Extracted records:
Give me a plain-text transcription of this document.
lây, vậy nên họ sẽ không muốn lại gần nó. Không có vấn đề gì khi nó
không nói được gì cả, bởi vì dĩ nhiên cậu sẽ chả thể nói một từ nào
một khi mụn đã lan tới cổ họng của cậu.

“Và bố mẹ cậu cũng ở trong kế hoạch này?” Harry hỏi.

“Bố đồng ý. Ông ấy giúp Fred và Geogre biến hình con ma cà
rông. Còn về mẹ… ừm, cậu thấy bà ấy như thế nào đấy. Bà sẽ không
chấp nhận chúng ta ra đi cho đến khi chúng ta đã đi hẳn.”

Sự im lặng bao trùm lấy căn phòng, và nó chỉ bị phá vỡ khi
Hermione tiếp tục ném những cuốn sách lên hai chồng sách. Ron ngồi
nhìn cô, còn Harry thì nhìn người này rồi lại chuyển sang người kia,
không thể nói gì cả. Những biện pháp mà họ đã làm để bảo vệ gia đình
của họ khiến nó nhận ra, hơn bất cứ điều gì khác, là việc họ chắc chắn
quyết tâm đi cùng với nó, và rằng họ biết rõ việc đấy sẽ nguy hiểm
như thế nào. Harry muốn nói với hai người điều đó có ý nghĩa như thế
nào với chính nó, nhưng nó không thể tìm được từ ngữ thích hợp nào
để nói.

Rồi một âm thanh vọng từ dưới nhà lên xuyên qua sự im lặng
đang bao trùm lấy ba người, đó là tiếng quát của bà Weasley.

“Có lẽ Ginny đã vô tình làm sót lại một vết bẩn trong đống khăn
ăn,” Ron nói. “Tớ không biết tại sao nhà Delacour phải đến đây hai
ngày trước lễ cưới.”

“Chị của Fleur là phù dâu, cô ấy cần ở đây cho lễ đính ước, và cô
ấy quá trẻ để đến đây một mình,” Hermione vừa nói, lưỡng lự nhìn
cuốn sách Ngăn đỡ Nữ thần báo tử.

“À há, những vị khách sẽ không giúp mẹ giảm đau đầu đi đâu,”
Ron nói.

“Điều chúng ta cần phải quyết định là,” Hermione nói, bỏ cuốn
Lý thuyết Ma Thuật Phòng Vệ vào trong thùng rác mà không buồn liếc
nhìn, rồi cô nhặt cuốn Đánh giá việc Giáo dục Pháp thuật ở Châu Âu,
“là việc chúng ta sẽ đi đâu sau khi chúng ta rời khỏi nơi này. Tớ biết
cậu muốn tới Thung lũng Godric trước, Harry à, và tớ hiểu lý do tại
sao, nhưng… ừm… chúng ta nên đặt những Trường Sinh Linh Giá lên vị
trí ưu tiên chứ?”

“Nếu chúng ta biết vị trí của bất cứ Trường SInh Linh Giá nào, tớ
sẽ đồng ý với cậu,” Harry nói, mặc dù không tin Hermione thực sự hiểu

==

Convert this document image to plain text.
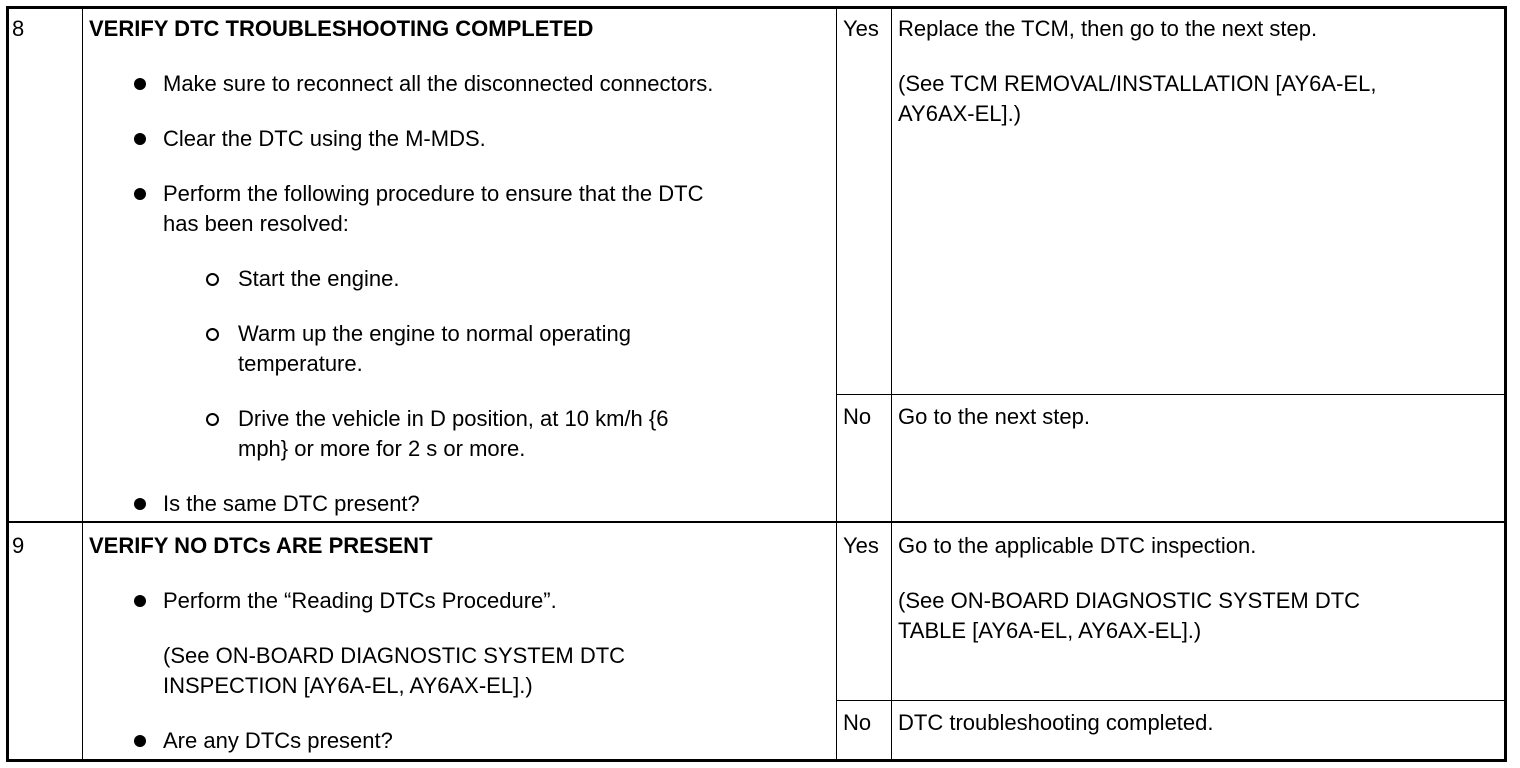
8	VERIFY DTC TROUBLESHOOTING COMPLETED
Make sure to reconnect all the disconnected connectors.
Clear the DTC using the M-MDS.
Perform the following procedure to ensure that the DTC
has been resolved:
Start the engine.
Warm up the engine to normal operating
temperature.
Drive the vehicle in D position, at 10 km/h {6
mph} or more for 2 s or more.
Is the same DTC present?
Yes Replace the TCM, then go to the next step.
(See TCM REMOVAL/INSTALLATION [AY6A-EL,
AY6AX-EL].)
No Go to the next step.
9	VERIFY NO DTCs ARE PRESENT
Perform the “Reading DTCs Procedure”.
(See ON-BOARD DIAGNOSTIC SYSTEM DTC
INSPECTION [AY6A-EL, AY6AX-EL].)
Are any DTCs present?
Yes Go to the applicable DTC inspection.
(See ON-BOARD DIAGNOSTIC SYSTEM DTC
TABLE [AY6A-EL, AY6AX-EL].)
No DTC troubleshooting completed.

---

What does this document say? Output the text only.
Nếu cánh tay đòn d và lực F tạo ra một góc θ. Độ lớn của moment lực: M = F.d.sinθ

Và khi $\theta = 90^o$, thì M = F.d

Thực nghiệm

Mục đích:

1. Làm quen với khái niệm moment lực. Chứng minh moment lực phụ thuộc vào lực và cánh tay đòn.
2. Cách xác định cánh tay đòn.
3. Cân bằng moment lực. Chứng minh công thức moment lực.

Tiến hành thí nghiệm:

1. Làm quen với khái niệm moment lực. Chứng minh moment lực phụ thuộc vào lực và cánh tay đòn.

◆ **Task description**: Show every line of the listing in which the string "việc" can be found.

◆ **Finished answer**:
của họ khiến nó nhận ra, hơn bất cứ điều gì khác, là việc họ chắc chắn
quyết tâm đi cùng với nó, và rằng họ biết rõ việc đấy sẽ nguy hiểm
nhìn, rồi cô nhặt cuốn Đánh giá việc Giáo dục Pháp thuật ở Châu Âu,
“là việc chúng ta sẽ đi đâu sau khi chúng ta rời khỏi nơi này. Tớ biết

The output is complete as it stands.